**Passage:**
* * *
And I use the term loosely. I got this guitar off Craigslist. It wasn’t stupid cheap, but what I paid and what transpired are “OK”. So what transpired was that in JUST the right light I noticed blotches of light coloring on the top. From “the house” you couldn’t see it. And, it played OK.
But like I said… from just the right angle in just the right light….
So, since they are less than thirty minutes away I trodded off to Martin with an appointment to see the repair people. Here it was explained to me that yes, the topcoat was separating from the sealer and they had seen this. Unfortunately I was not the original owner and they mumbled something about “this one got out of the building” and the problem was all mine. They could fix it, for $500-$600. They were nice enough to give me a free setup while I took the factory tour. I got it back an hour later and it plays nice. Very nice.
So…. I pondered my options. The guitar is not rare, special or emotionally significant to me so pouring half its value (in good shape) again in to it seemed a little silly. I could play it as it was and hope that the top coat would not separate more. Or, I could have some fun and refinish it myself. Lots of research on line made that an increasingly interesting option. So…..here we go.
What happened, I was told, is that in the early 2000’s Martin, and other major manufacturers, started going away from lacquer as the main product to finish the instruments. Increasingly there were water based finishes, and finishes that had two parts and interesting chemical reactions. We all know the reasons, work place safety and environmental considerations alongside economic reasons being the major players. Some of these newfangled materials didn’t play nice, or needed different processes. It was a process of trial and error. My separating top coat being an error, soon thereafter remedied.
* * *
**Dataset rows:**

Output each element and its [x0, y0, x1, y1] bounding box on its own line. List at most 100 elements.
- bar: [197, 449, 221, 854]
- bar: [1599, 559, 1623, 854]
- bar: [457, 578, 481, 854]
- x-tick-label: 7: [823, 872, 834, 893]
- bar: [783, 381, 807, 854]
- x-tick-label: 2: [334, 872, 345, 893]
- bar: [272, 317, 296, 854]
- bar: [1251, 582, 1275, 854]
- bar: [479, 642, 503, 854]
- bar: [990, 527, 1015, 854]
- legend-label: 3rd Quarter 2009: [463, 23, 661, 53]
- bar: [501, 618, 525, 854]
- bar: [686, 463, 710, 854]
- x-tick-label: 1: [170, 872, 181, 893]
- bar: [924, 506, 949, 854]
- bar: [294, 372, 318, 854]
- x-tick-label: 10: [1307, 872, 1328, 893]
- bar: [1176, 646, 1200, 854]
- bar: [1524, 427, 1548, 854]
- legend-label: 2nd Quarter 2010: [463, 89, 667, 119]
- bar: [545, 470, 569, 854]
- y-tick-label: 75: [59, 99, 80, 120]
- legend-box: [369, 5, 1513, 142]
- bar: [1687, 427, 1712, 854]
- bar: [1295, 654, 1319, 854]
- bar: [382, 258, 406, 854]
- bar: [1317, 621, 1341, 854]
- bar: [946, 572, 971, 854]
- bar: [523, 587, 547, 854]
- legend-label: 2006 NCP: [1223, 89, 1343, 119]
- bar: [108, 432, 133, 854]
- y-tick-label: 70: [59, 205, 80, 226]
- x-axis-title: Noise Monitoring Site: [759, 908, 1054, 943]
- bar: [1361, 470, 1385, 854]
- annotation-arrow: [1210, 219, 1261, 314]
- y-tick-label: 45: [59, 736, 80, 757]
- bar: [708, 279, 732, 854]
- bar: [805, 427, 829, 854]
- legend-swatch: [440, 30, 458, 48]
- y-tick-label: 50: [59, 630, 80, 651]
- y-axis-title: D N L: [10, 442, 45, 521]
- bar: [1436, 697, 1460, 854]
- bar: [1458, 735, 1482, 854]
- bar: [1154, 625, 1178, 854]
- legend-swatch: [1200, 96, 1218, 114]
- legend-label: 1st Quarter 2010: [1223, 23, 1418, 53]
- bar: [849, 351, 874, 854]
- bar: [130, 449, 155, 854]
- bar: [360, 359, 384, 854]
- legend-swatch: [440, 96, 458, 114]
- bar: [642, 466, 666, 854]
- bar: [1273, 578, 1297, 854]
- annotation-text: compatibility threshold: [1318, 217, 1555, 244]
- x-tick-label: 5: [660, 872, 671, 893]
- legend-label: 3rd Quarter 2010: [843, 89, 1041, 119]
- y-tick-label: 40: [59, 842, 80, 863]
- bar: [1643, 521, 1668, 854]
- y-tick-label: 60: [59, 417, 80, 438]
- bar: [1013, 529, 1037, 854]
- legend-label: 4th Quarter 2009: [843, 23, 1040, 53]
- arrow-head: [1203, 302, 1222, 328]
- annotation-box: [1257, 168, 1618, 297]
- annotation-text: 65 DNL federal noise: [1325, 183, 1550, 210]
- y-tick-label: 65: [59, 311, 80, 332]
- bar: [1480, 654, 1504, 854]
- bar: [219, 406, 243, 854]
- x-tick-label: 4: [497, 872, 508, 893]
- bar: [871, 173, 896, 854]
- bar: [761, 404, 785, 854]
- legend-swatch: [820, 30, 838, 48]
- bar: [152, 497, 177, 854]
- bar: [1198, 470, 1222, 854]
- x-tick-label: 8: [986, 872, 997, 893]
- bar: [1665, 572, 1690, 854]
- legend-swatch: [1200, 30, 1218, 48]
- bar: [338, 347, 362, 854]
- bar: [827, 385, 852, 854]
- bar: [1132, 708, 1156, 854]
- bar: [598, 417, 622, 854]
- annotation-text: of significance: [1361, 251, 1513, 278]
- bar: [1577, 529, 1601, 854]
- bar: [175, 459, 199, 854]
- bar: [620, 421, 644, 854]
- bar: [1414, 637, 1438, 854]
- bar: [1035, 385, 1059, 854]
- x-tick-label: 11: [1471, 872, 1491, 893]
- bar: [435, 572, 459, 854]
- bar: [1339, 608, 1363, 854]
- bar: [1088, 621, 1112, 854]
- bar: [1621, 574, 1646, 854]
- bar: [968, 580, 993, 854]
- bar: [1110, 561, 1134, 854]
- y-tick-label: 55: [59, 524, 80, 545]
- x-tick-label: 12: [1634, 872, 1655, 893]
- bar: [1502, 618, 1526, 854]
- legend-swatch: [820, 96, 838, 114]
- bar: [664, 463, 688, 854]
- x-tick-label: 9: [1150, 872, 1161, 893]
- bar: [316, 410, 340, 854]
* * *
**Required actions:**
1 – In the guitar post, translate this sentence into Spanish: "They were nice enough to give me a free setup while I took the factory tour."
2 – Write the next paragraph of the guitar post, picking up after its final sentence.

**Exercise answers:**
1 – Fueron lo bastante amables como para hacerme un ajuste gratuito mientras yo hacía el recorrido por la fábrica.

2 –
So, it had to come off. Chemicals are a no-no as they would attack the plastic binding. So, after “clearing the deck” sanding and scraping it was to be. There is an argument for removing the neck, but one of the Luthiers I consulted said that with a little care I could probably work around it especially with the finish color I was contemplating, more on that later. Not so with the bridge and pickguard. Pickguard was easy. Youtube yielded hours of video on bridge removal. They all had one thing in common: Heat. There’s really nice heat pads in the shape of the bridge $$…..or you can use an iron. One advantage I did have is that damaging the finish was not a problem as it was coming off anyways. In the end I settled on the iron. So, strings, saddle, pins and pickguard off. Measured the distance from the outside nut to the center of the saddle at 25-5/8″. (Of course after thinking about that for a while….. I got 6 holes in the top that will line up with the bridge… DOH!) Cardboard heat shield although, again, I’m not too worried about the finish at this point, and an aluminum foil heat distribution layer and to protect the bridge. Don’t want to booger that up.
It was heating time, I was looking for 150ºF-ish for starters. In the end I kicked that up a notch, guess is 180ºF, until I felt the putty knife starting to cut through the glue.
So, a lot of wiggling with a thin putty knife and a steel ruler under there, and eventually “pop goes the weasel”. Of it came, nice and in one piece, minimal damage to the materials. I did do a number on the finish around it, but again, I’m stripping it anyways so no big deal. If and when I have to remove a bridge from a top I am NOT refinishing I will have to be a lot more carful, like the guys in the videos. 🙂
Now to scraping and sanding. I like razors, SHARP razors. So a box of 100 please. And sand paper…..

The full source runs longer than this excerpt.